*WORK INSTRUCTIONS*
Quote the whole listing exactly. Leave the pictures out of your copy.

[Figure collection entries]
################

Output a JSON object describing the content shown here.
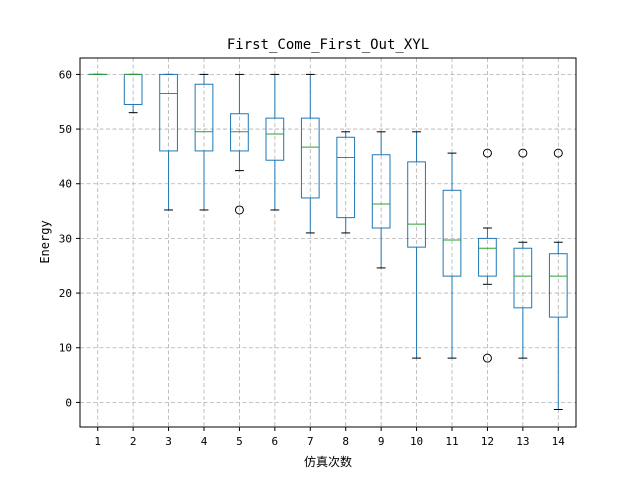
{
  "chart_data": {
    "type": "box",
    "title": "First_Come_First_Out_XYL",
    "xlabel": "仿真次数",
    "ylabel": "Energy",
    "ylim": [
      -4.5,
      63
    ],
    "yticks": [
      0,
      10,
      20,
      30,
      40,
      50,
      60
    ],
    "grid": true,
    "colors": {
      "box": "#1f77b4",
      "median": "#2ca02c",
      "whisker": "#000000",
      "grid": "#b0b0b0"
    },
    "categories": [
      "1",
      "2",
      "3",
      "4",
      "5",
      "6",
      "7",
      "8",
      "9",
      "10",
      "11",
      "12",
      "13",
      "14"
    ],
    "boxes": [
      {
        "q1": 60,
        "median": 60,
        "q3": 60,
        "whislo": 60,
        "whishi": 60,
        "fliers": []
      },
      {
        "q1": 54.5,
        "median": 60,
        "q3": 60,
        "whislo": 53,
        "whishi": 60,
        "fliers": []
      },
      {
        "q1": 46,
        "median": 56.5,
        "q3": 60,
        "whislo": 35.2,
        "whishi": 60,
        "fliers": []
      },
      {
        "q1": 46,
        "median": 49.5,
        "q3": 58.2,
        "whislo": 35.2,
        "whishi": 60,
        "fliers": []
      },
      {
        "q1": 46,
        "median": 49.5,
        "q3": 52.8,
        "whislo": 42.4,
        "whishi": 60,
        "fliers": [
          35.2
        ]
      },
      {
        "q1": 44.3,
        "median": 49.1,
        "q3": 52,
        "whislo": 35.2,
        "whishi": 60,
        "fliers": []
      },
      {
        "q1": 37.4,
        "median": 46.7,
        "q3": 52,
        "whislo": 31,
        "whishi": 60,
        "fliers": []
      },
      {
        "q1": 33.8,
        "median": 44.8,
        "q3": 48.5,
        "whislo": 31,
        "whishi": 49.5,
        "fliers": []
      },
      {
        "q1": 31.9,
        "median": 36.3,
        "q3": 45.3,
        "whislo": 24.6,
        "whishi": 49.5,
        "fliers": []
      },
      {
        "q1": 28.4,
        "median": 32.6,
        "q3": 44,
        "whislo": 8.1,
        "whishi": 49.5,
        "fliers": []
      },
      {
        "q1": 23.1,
        "median": 29.7,
        "q3": 38.8,
        "whislo": 8.1,
        "whishi": 45.6,
        "fliers": []
      },
      {
        "q1": 23.1,
        "median": 28.2,
        "q3": 30,
        "whislo": 21.6,
        "whishi": 31.9,
        "fliers": [
          45.6,
          8.1
        ]
      },
      {
        "q1": 17.3,
        "median": 23.1,
        "q3": 28.2,
        "whislo": 8.1,
        "whishi": 29.3,
        "fliers": [
          45.6
        ]
      },
      {
        "q1": 15.6,
        "median": 23.1,
        "q3": 27.2,
        "whislo": -1.3,
        "whishi": 29.3,
        "fliers": [
          45.6
        ]
      }
    ]
  }
}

################

*FINISHED ANSWER*
Output a JSON object describing the content shown here.
{
  "chart_data": {
    "type": "box",
    "title": "First_Come_First_Out_XYL",
    "xlabel": "仿真次数",
    "ylabel": "Energy",
    "ylim": [
      -4.5,
      63
    ],
    "yticks": [
      0,
      10,
      20,
      30,
      40,
      50,
      60
    ],
    "grid": true,
    "colors": {
      "box": "#1f77b4",
      "median": "#2ca02c",
      "whisker": "#000000",
      "grid": "#b0b0b0"
    },
    "categories": [
      "1",
      "2",
      "3",
      "4",
      "5",
      "6",
      "7",
      "8",
      "9",
      "10",
      "11",
      "12",
      "13",
      "14"
    ],
    "boxes": [
      {
        "q1": 60,
        "median": 60,
        "q3": 60,
        "whislo": 60,
        "whishi": 60,
        "fliers": []
      },
      {
        "q1": 54.5,
        "median": 60,
        "q3": 60,
        "whislo": 53,
        "whishi": 60,
        "fliers": []
      },
      {
        "q1": 46,
        "median": 56.5,
        "q3": 60,
        "whislo": 35.2,
        "whishi": 60,
        "fliers": []
      },
      {
        "q1": 46,
        "median": 49.5,
        "q3": 58.2,
        "whislo": 35.2,
        "whishi": 60,
        "fliers": []
      },
      {
        "q1": 46,
        "median": 49.5,
        "q3": 52.8,
        "whislo": 42.4,
        "whishi": 60,
        "fliers": [
          35.2
        ]
      },
      {
        "q1": 44.3,
        "median": 49.1,
        "q3": 52,
        "whislo": 35.2,
        "whishi": 60,
        "fliers": []
      },
      {
        "q1": 37.4,
        "median": 46.7,
        "q3": 52,
        "whislo": 31,
        "whishi": 60,
        "fliers": []
      },
      {
        "q1": 33.8,
        "median": 44.8,
        "q3": 48.5,
        "whislo": 31,
        "whishi": 49.5,
        "fliers": []
      },
      {
        "q1": 31.9,
        "median": 36.3,
        "q3": 45.3,
        "whislo": 24.6,
        "whishi": 49.5,
        "fliers": []
      },
      {
        "q1": 28.4,
        "median": 32.6,
        "q3": 44,
        "whislo": 8.1,
        "whishi": 49.5,
        "fliers": []
      },
      {
        "q1": 23.1,
        "median": 29.7,
        "q3": 38.8,
        "whislo": 8.1,
        "whishi": 45.6,
        "fliers": []
      },
      {
        "q1": 23.1,
        "median": 28.2,
        "q3": 30,
        "whislo": 21.6,
        "whishi": 31.9,
        "fliers": [
          45.6,
          8.1
        ]
      },
      {
        "q1": 17.3,
        "median": 23.1,
        "q3": 28.2,
        "whislo": 8.1,
        "whishi": 29.3,
        "fliers": [
          45.6
        ]
      },
      {
        "q1": 15.6,
        "median": 23.1,
        "q3": 27.2,
        "whislo": -1.3,
        "whishi": 29.3,
        "fliers": [
          45.6
        ]
      }
    ]
  }
}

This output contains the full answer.